'''
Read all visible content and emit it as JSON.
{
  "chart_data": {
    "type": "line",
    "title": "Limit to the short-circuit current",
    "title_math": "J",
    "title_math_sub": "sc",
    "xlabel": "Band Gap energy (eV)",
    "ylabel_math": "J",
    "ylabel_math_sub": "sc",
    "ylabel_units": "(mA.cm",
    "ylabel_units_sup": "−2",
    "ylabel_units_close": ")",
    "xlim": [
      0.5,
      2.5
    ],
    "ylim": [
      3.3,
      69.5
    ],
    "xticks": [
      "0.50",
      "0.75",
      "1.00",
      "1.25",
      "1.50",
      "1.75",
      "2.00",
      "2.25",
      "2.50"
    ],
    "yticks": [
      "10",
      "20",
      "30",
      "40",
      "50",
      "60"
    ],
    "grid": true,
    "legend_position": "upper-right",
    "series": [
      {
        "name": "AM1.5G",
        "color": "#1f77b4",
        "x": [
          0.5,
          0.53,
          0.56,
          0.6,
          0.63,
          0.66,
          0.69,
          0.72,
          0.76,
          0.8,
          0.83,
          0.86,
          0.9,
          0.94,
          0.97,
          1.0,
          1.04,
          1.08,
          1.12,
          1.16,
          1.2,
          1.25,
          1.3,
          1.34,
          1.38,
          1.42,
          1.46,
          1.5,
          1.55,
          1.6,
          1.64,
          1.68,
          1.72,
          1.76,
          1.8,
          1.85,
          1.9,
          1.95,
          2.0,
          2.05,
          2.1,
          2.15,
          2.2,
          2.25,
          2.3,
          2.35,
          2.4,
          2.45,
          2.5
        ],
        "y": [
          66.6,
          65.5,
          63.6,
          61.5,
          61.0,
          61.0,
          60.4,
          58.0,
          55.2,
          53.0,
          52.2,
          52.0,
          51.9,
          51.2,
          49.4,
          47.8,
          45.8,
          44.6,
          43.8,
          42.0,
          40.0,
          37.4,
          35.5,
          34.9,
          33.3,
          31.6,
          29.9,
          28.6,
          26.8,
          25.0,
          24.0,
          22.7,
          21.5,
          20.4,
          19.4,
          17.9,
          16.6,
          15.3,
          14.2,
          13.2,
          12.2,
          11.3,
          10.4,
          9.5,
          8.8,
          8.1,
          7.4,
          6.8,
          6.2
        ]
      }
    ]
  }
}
'''
**Work to complete**: All entries must be repeated verbatim.

**The response**:
Read all visible content and emit it as JSON.
{
  "chart_data": {
    "type": "line",
    "title": "Limit to the short-circuit current",
    "title_math": "J",
    "title_math_sub": "sc",
    "xlabel": "Band Gap energy (eV)",
    "ylabel_math": "J",
    "ylabel_math_sub": "sc",
    "ylabel_units": "(mA.cm",
    "ylabel_units_sup": "−2",
    "ylabel_units_close": ")",
    "xlim": [
      0.5,
      2.5
    ],
    "ylim": [
      3.3,
      69.5
    ],
    "xticks": [
      "0.50",
      "0.75",
      "1.00",
      "1.25",
      "1.50",
      "1.75",
      "2.00",
      "2.25",
      "2.50"
    ],
    "yticks": [
      "10",
      "20",
      "30",
      "40",
      "50",
      "60"
    ],
    "grid": true,
    "legend_position": "upper-right",
    "series": [
      {
        "name": "AM1.5G",
        "color": "#1f77b4",
        "x": [
          0.5,
          0.53,
          0.56,
          0.6,
          0.63,
          0.66,
          0.69,
          0.72,
          0.76,
          0.8,
          0.83,
          0.86,
          0.9,
          0.94,
          0.97,
          1.0,
          1.04,
          1.08,
          1.12,
          1.16,
          1.2,
          1.25,
          1.3,
          1.34,
          1.38,
          1.42,
          1.46,
          1.5,
          1.55,
          1.6,
          1.64,
          1.68,
          1.72,
          1.76,
          1.8,
          1.85,
          1.9,
          1.95,
          2.0,
          2.05,
          2.1,
          2.15,
          2.2,
          2.25,
          2.3,
          2.35,
          2.4,
          2.45,
          2.5
        ],
        "y": [
          66.6,
          65.5,
          63.6,
          61.5,
          61.0,
          61.0,
          60.4,
          58.0,
          55.2,
          53.0,
          52.2,
          52.0,
          51.9,
          51.2,
          49.4,
          47.8,
          45.8,
          44.6,
          43.8,
          42.0,
          40.0,
          37.4,
          35.5,
          34.9,
          33.3,
          31.6,
          29.9,
          28.6,
          26.8,
          25.0,
          24.0,
          22.7,
          21.5,
          20.4,
          19.4,
          17.9,
          16.6,
          15.3,
          14.2,
          13.2,
          12.2,
          11.3,
          10.4,
          9.5,
          8.8,
          8.1,
          7.4,
          6.8,
          6.2
        ]
      }
    ]
  }
}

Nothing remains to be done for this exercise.